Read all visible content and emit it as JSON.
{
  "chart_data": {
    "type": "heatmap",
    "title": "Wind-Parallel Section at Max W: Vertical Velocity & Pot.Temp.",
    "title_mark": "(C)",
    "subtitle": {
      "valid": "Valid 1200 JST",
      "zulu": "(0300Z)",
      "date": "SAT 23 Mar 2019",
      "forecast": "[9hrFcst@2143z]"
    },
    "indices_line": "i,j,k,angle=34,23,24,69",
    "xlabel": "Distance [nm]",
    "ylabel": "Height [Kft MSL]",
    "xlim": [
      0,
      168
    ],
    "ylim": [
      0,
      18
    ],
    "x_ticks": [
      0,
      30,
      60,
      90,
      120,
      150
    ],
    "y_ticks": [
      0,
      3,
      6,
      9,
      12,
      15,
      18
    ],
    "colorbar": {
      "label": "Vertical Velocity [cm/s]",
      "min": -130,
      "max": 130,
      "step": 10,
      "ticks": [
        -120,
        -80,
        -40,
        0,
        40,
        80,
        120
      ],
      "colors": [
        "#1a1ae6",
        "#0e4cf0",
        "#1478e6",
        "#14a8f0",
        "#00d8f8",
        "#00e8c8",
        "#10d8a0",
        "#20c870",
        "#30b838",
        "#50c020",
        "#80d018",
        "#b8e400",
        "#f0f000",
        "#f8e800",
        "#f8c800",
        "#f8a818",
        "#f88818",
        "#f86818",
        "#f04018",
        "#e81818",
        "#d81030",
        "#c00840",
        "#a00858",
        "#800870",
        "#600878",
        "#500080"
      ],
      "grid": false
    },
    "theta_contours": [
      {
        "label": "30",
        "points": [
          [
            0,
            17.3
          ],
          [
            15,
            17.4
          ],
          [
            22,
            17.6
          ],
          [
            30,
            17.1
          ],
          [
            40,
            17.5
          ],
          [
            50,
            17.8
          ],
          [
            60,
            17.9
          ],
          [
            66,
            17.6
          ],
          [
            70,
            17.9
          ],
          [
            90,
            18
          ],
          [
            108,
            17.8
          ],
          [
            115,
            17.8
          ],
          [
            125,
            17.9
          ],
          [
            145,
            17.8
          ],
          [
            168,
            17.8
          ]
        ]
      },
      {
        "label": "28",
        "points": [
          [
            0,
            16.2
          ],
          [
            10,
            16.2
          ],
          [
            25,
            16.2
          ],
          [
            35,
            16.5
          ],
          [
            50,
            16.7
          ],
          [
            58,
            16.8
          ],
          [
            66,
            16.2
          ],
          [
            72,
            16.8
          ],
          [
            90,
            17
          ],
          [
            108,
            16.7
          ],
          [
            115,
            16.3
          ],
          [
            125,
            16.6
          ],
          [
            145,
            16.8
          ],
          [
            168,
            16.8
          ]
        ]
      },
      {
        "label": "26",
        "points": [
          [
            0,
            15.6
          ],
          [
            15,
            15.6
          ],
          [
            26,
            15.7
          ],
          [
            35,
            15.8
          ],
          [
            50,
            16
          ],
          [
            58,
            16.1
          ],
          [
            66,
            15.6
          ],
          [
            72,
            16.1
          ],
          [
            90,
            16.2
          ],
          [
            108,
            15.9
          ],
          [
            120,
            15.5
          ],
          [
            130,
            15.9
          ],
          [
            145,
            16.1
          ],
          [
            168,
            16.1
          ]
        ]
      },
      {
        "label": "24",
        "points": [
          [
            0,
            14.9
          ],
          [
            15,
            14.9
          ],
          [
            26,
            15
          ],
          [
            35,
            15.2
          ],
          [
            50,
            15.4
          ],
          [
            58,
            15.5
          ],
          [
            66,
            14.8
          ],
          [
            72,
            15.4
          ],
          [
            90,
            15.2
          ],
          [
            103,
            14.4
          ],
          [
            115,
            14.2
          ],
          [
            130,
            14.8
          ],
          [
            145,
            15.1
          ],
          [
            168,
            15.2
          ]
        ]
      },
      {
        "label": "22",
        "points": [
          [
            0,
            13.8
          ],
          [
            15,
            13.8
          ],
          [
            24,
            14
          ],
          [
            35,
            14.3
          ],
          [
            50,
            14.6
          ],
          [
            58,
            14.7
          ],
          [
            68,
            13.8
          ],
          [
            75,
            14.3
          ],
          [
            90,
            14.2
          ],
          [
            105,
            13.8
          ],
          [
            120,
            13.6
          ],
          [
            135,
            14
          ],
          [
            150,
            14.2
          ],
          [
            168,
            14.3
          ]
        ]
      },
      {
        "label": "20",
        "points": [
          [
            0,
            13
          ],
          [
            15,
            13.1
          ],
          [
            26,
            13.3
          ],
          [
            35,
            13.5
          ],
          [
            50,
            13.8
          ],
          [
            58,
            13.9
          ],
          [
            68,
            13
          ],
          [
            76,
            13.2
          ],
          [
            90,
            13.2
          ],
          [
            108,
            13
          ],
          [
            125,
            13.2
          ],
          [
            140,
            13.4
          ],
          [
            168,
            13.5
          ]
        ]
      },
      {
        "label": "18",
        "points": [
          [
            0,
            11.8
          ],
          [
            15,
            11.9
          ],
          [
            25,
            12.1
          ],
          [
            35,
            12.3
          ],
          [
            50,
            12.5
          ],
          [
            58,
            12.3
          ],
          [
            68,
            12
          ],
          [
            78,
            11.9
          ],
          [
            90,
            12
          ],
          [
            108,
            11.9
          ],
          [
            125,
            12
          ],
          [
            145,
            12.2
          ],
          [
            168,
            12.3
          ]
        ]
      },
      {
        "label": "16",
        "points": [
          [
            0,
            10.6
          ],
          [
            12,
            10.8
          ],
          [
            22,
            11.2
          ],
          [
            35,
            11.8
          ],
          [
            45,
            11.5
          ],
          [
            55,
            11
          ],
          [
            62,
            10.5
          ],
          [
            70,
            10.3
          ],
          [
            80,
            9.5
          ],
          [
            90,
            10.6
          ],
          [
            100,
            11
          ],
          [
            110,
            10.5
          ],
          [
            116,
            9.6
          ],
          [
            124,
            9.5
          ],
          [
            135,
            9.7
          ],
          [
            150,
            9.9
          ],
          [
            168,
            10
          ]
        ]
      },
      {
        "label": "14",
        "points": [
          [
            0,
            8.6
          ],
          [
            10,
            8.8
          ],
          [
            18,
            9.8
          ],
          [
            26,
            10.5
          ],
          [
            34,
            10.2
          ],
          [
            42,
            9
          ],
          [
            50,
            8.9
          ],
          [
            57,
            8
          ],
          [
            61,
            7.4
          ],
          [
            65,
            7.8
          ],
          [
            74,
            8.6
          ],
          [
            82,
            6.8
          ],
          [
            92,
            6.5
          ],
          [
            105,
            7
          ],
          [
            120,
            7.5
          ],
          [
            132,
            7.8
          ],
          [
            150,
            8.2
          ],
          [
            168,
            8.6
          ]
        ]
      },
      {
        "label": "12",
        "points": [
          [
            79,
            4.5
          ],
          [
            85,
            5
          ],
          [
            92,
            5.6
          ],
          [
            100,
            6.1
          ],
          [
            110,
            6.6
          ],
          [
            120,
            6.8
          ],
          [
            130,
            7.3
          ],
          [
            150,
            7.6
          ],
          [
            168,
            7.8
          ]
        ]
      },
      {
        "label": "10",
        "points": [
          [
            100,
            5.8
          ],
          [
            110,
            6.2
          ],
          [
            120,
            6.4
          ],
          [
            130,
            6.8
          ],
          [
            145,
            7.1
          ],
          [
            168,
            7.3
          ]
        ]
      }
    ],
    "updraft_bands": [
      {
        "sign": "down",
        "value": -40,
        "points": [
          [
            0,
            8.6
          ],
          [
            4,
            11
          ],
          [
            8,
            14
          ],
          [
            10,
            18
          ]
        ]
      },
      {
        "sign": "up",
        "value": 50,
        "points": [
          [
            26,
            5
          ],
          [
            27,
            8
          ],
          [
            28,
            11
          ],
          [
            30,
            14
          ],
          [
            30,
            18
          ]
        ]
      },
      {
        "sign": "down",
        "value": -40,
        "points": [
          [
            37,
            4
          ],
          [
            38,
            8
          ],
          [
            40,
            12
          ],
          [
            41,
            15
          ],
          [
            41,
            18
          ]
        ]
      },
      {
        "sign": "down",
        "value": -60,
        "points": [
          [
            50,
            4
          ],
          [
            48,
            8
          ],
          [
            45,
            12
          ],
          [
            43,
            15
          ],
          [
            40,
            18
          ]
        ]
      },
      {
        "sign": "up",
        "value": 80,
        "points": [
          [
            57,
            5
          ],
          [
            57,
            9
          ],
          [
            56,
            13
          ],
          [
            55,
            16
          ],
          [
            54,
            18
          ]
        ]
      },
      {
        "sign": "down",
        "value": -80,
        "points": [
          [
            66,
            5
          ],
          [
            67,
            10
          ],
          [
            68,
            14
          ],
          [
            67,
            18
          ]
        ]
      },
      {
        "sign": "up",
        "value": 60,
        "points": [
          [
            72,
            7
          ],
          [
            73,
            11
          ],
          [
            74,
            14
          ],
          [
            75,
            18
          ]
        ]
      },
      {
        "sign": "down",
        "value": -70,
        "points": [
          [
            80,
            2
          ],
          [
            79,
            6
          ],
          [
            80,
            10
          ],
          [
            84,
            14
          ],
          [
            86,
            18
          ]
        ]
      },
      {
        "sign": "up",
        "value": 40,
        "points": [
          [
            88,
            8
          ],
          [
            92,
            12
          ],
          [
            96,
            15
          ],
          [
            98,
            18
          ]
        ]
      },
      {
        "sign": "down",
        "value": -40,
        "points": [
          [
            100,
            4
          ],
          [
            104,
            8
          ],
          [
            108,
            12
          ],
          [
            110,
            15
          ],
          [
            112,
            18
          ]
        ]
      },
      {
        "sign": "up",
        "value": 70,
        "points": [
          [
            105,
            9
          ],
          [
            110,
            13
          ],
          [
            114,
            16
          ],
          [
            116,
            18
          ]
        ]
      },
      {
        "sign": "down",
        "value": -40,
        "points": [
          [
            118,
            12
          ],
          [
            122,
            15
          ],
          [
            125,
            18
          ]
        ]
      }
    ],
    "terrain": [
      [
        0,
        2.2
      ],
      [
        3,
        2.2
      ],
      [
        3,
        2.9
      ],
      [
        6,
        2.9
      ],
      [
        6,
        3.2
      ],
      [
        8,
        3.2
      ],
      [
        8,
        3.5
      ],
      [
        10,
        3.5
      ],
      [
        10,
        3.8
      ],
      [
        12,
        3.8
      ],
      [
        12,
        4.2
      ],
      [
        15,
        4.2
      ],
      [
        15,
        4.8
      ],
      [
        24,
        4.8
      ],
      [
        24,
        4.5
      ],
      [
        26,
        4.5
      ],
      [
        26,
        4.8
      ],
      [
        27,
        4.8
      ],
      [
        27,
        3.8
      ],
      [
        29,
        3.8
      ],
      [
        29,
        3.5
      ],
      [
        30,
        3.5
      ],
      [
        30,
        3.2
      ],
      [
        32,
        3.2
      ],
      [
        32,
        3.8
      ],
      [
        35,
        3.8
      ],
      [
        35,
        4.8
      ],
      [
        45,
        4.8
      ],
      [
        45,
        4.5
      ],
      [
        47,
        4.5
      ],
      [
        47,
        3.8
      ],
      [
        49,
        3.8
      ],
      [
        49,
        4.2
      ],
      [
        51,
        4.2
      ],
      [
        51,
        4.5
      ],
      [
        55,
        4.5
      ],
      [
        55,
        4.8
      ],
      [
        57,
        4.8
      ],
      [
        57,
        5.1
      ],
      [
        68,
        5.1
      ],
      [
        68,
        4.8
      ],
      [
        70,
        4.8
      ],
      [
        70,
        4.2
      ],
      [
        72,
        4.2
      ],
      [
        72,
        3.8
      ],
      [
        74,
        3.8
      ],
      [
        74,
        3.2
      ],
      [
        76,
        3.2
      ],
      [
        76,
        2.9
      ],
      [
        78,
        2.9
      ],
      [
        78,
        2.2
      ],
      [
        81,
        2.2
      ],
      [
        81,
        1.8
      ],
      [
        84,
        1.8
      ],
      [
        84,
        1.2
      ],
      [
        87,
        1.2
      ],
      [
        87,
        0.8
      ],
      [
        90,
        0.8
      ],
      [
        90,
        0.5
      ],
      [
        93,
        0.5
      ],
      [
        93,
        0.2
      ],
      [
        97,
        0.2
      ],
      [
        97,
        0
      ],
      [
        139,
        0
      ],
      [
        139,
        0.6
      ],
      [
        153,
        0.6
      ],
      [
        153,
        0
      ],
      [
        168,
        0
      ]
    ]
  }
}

Exercise objective:
Return each line that includes "Vertical".

Problem solution:
    "title": "Wind-Parallel Section at Max W: Vertical Velocity & Pot.Temp.",
      "label": "Vertical Velocity [cm/s]",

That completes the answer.